| Stored entries |
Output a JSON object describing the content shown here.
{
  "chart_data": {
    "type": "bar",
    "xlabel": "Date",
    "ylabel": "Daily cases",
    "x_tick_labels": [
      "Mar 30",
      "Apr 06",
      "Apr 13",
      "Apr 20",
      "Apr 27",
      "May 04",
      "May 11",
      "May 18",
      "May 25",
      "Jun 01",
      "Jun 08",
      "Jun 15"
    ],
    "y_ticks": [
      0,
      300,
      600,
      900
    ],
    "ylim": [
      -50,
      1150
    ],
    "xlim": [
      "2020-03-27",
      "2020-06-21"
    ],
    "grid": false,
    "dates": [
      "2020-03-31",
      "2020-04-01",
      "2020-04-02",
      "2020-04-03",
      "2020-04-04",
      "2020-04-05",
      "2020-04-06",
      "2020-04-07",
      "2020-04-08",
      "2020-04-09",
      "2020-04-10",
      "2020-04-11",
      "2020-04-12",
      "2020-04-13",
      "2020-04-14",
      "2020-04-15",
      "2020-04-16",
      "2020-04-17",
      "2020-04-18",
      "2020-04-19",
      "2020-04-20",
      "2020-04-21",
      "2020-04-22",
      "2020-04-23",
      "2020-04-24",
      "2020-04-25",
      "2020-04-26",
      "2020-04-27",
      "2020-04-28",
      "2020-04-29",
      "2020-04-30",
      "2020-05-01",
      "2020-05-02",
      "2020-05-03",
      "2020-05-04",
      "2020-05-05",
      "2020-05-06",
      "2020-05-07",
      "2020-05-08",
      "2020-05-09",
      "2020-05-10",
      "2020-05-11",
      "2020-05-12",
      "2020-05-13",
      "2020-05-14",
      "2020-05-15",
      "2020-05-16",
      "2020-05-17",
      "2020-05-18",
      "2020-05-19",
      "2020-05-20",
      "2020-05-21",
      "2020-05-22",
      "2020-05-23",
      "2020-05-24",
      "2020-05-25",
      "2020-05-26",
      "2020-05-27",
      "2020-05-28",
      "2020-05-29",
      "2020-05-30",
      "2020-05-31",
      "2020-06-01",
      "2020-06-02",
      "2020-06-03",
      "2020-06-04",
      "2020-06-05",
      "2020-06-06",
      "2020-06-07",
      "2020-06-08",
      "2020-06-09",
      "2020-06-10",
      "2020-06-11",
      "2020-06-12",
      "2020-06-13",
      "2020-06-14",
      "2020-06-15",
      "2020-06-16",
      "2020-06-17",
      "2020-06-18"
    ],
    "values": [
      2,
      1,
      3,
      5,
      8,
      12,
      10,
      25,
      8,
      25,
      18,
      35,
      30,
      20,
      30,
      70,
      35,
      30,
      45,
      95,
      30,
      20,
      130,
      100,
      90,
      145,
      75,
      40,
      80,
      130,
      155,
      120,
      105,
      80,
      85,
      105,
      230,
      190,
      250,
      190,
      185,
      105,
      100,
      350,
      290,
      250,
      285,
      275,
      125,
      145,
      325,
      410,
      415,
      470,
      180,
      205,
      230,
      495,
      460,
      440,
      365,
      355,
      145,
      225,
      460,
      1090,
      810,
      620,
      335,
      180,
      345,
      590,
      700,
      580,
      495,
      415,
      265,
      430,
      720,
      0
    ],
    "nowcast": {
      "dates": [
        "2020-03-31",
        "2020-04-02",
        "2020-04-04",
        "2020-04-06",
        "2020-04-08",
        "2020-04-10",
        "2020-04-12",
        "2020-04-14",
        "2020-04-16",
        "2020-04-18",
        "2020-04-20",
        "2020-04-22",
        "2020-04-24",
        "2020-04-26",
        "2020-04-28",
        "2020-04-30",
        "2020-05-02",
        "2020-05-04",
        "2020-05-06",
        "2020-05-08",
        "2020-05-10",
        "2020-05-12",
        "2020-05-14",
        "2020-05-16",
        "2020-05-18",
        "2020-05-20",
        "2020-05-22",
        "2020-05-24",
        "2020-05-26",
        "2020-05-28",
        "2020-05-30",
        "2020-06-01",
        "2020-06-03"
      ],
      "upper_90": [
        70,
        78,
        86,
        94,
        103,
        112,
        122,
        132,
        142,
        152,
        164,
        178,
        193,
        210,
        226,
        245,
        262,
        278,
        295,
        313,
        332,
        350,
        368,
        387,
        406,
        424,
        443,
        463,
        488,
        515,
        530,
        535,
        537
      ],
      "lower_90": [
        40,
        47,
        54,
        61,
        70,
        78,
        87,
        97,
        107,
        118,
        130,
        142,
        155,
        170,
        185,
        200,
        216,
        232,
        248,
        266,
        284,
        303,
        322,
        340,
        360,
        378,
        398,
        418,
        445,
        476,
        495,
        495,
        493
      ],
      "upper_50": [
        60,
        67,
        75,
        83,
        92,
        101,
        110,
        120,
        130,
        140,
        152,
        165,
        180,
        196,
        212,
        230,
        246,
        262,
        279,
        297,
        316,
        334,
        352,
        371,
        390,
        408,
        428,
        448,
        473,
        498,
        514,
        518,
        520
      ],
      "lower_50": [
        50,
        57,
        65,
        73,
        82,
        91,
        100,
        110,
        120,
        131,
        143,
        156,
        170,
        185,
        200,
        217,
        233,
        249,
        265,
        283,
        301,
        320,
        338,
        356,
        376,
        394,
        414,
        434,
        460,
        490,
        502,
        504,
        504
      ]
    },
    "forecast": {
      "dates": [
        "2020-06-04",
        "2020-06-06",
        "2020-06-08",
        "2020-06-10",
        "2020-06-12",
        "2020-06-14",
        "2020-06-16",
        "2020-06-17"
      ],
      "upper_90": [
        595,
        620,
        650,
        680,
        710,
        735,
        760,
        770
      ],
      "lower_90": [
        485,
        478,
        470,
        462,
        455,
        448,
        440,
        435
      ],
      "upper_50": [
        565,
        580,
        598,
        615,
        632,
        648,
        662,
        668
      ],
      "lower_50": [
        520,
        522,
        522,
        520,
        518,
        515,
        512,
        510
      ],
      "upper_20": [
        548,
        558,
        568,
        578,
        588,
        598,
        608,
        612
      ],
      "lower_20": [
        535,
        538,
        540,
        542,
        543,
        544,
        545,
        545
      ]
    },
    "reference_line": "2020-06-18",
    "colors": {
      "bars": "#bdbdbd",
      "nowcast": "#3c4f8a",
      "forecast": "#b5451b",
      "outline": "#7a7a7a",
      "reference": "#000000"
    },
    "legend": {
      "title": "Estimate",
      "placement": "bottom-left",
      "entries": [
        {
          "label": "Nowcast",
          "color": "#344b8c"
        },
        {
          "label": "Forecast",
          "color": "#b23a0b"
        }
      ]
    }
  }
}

| EXERCISE PROMPT |
Your task is to transcribe the listing above in full, exactly as given.

| ANSWER TO THIS EXERCISE |
Output a JSON object describing the content shown here.
{
  "chart_data": {
    "type": "bar",
    "xlabel": "Date",
    "ylabel": "Daily cases",
    "x_tick_labels": [
      "Mar 30",
      "Apr 06",
      "Apr 13",
      "Apr 20",
      "Apr 27",
      "May 04",
      "May 11",
      "May 18",
      "May 25",
      "Jun 01",
      "Jun 08",
      "Jun 15"
    ],
    "y_ticks": [
      0,
      300,
      600,
      900
    ],
    "ylim": [
      -50,
      1150
    ],
    "xlim": [
      "2020-03-27",
      "2020-06-21"
    ],
    "grid": false,
    "dates": [
      "2020-03-31",
      "2020-04-01",
      "2020-04-02",
      "2020-04-03",
      "2020-04-04",
      "2020-04-05",
      "2020-04-06",
      "2020-04-07",
      "2020-04-08",
      "2020-04-09",
      "2020-04-10",
      "2020-04-11",
      "2020-04-12",
      "2020-04-13",
      "2020-04-14",
      "2020-04-15",
      "2020-04-16",
      "2020-04-17",
      "2020-04-18",
      "2020-04-19",
      "2020-04-20",
      "2020-04-21",
      "2020-04-22",
      "2020-04-23",
      "2020-04-24",
      "2020-04-25",
      "2020-04-26",
      "2020-04-27",
      "2020-04-28",
      "2020-04-29",
      "2020-04-30",
      "2020-05-01",
      "2020-05-02",
      "2020-05-03",
      "2020-05-04",
      "2020-05-05",
      "2020-05-06",
      "2020-05-07",
      "2020-05-08",
      "2020-05-09",
      "2020-05-10",
      "2020-05-11",
      "2020-05-12",
      "2020-05-13",
      "2020-05-14",
      "2020-05-15",
      "2020-05-16",
      "2020-05-17",
      "2020-05-18",
      "2020-05-19",
      "2020-05-20",
      "2020-05-21",
      "2020-05-22",
      "2020-05-23",
      "2020-05-24",
      "2020-05-25",
      "2020-05-26",
      "2020-05-27",
      "2020-05-28",
      "2020-05-29",
      "2020-05-30",
      "2020-05-31",
      "2020-06-01",
      "2020-06-02",
      "2020-06-03",
      "2020-06-04",
      "2020-06-05",
      "2020-06-06",
      "2020-06-07",
      "2020-06-08",
      "2020-06-09",
      "2020-06-10",
      "2020-06-11",
      "2020-06-12",
      "2020-06-13",
      "2020-06-14",
      "2020-06-15",
      "2020-06-16",
      "2020-06-17",
      "2020-06-18"
    ],
    "values": [
      2,
      1,
      3,
      5,
      8,
      12,
      10,
      25,
      8,
      25,
      18,
      35,
      30,
      20,
      30,
      70,
      35,
      30,
      45,
      95,
      30,
      20,
      130,
      100,
      90,
      145,
      75,
      40,
      80,
      130,
      155,
      120,
      105,
      80,
      85,
      105,
      230,
      190,
      250,
      190,
      185,
      105,
      100,
      350,
      290,
      250,
      285,
      275,
      125,
      145,
      325,
      410,
      415,
      470,
      180,
      205,
      230,
      495,
      460,
      440,
      365,
      355,
      145,
      225,
      460,
      1090,
      810,
      620,
      335,
      180,
      345,
      590,
      700,
      580,
      495,
      415,
      265,
      430,
      720,
      0
    ],
    "nowcast": {
      "dates": [
        "2020-03-31",
        "2020-04-02",
        "2020-04-04",
        "2020-04-06",
        "2020-04-08",
        "2020-04-10",
        "2020-04-12",
        "2020-04-14",
        "2020-04-16",
        "2020-04-18",
        "2020-04-20",
        "2020-04-22",
        "2020-04-24",
        "2020-04-26",
        "2020-04-28",
        "2020-04-30",
        "2020-05-02",
        "2020-05-04",
        "2020-05-06",
        "2020-05-08",
        "2020-05-10",
        "2020-05-12",
        "2020-05-14",
        "2020-05-16",
        "2020-05-18",
        "2020-05-20",
        "2020-05-22",
        "2020-05-24",
        "2020-05-26",
        "2020-05-28",
        "2020-05-30",
        "2020-06-01",
        "2020-06-03"
      ],
      "upper_90": [
        70,
        78,
        86,
        94,
        103,
        112,
        122,
        132,
        142,
        152,
        164,
        178,
        193,
        210,
        226,
        245,
        262,
        278,
        295,
        313,
        332,
        350,
        368,
        387,
        406,
        424,
        443,
        463,
        488,
        515,
        530,
        535,
        537
      ],
      "lower_90": [
        40,
        47,
        54,
        61,
        70,
        78,
        87,
        97,
        107,
        118,
        130,
        142,
        155,
        170,
        185,
        200,
        216,
        232,
        248,
        266,
        284,
        303,
        322,
        340,
        360,
        378,
        398,
        418,
        445,
        476,
        495,
        495,
        493
      ],
      "upper_50": [
        60,
        67,
        75,
        83,
        92,
        101,
        110,
        120,
        130,
        140,
        152,
        165,
        180,
        196,
        212,
        230,
        246,
        262,
        279,
        297,
        316,
        334,
        352,
        371,
        390,
        408,
        428,
        448,
        473,
        498,
        514,
        518,
        520
      ],
      "lower_50": [
        50,
        57,
        65,
        73,
        82,
        91,
        100,
        110,
        120,
        131,
        143,
        156,
        170,
        185,
        200,
        217,
        233,
        249,
        265,
        283,
        301,
        320,
        338,
        356,
        376,
        394,
        414,
        434,
        460,
        490,
        502,
        504,
        504
      ]
    },
    "forecast": {
      "dates": [
        "2020-06-04",
        "2020-06-06",
        "2020-06-08",
        "2020-06-10",
        "2020-06-12",
        "2020-06-14",
        "2020-06-16",
        "2020-06-17"
      ],
      "upper_90": [
        595,
        620,
        650,
        680,
        710,
        735,
        760,
        770
      ],
      "lower_90": [
        485,
        478,
        470,
        462,
        455,
        448,
        440,
        435
      ],
      "upper_50": [
        565,
        580,
        598,
        615,
        632,
        648,
        662,
        668
      ],
      "lower_50": [
        520,
        522,
        522,
        520,
        518,
        515,
        512,
        510
      ],
      "upper_20": [
        548,
        558,
        568,
        578,
        588,
        598,
        608,
        612
      ],
      "lower_20": [
        535,
        538,
        540,
        542,
        543,
        544,
        545,
        545
      ]
    },
    "reference_line": "2020-06-18",
    "colors": {
      "bars": "#bdbdbd",
      "nowcast": "#3c4f8a",
      "forecast": "#b5451b",
      "outline": "#7a7a7a",
      "reference": "#000000"
    },
    "legend": {
      "title": "Estimate",
      "placement": "bottom-left",
      "entries": [
        {
          "label": "Nowcast",
          "color": "#344b8c"
        },
        {
          "label": "Forecast",
          "color": "#b23a0b"
        }
      ]
    }
  }
}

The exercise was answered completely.